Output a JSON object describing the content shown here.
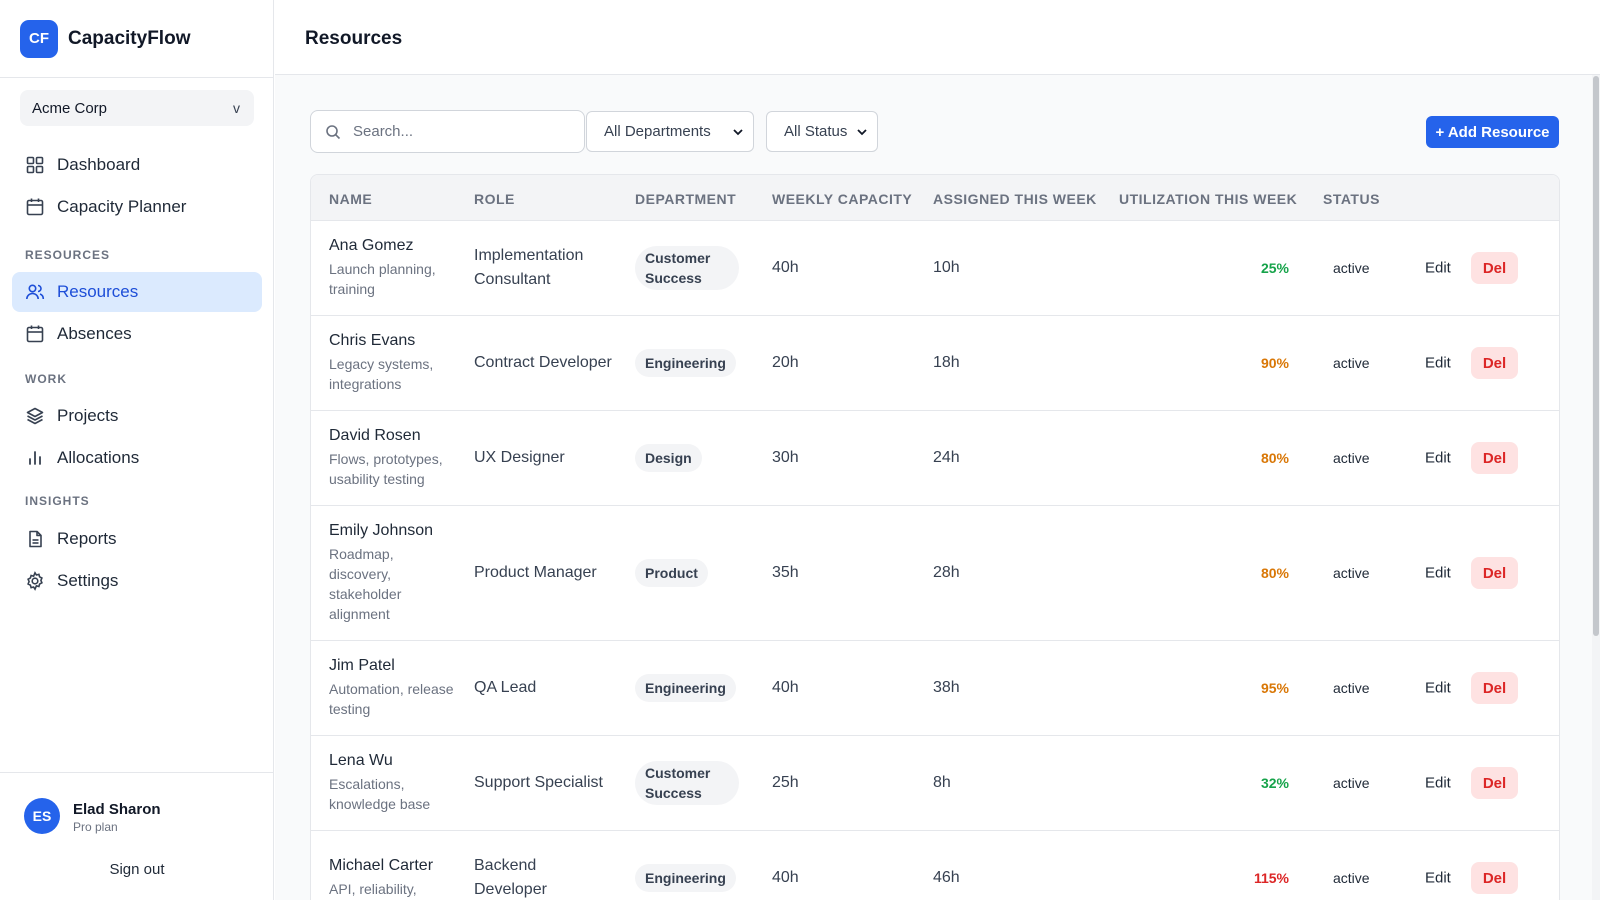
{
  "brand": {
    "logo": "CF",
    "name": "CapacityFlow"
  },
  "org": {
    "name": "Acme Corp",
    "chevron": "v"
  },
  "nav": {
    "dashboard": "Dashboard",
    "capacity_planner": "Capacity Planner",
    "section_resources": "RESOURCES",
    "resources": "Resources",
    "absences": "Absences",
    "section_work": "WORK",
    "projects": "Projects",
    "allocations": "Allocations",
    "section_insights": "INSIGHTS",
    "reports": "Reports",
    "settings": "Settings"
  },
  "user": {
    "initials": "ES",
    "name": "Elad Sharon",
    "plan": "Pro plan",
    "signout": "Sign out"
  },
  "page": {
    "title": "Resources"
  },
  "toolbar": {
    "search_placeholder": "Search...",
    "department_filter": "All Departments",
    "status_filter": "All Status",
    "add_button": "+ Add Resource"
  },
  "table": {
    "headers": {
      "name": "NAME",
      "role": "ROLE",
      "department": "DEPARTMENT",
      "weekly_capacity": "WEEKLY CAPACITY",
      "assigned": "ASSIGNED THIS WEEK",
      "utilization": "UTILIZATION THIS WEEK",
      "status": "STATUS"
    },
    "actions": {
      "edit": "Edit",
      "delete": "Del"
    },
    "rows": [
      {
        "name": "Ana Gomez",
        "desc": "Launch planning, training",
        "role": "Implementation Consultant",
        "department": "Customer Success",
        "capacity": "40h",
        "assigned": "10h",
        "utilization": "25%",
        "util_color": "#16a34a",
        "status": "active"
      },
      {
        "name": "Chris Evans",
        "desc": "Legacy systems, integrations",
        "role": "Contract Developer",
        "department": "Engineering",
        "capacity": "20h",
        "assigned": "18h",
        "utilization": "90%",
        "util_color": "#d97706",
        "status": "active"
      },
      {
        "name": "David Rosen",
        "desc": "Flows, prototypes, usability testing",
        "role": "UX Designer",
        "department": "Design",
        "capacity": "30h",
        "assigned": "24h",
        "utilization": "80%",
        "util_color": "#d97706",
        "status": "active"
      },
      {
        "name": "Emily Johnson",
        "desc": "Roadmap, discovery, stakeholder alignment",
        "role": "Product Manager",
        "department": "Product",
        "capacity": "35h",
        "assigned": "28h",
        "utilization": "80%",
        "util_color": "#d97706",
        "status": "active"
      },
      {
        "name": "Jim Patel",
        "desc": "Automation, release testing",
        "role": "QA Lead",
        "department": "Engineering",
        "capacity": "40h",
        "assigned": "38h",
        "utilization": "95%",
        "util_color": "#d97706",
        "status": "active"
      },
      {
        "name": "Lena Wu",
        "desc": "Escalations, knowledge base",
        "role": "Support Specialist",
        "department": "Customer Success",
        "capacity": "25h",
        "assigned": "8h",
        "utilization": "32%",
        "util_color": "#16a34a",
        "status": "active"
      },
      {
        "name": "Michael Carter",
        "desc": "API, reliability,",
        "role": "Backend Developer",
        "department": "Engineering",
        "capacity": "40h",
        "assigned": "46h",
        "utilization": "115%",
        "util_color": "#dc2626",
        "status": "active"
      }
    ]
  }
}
--
(WHAT IS ASKED):
Copy each line of the records that contains the word "Developer".

(FINISHED EXERCISE):
        "role": "Contract Developer",
        "role": "Backend Developer",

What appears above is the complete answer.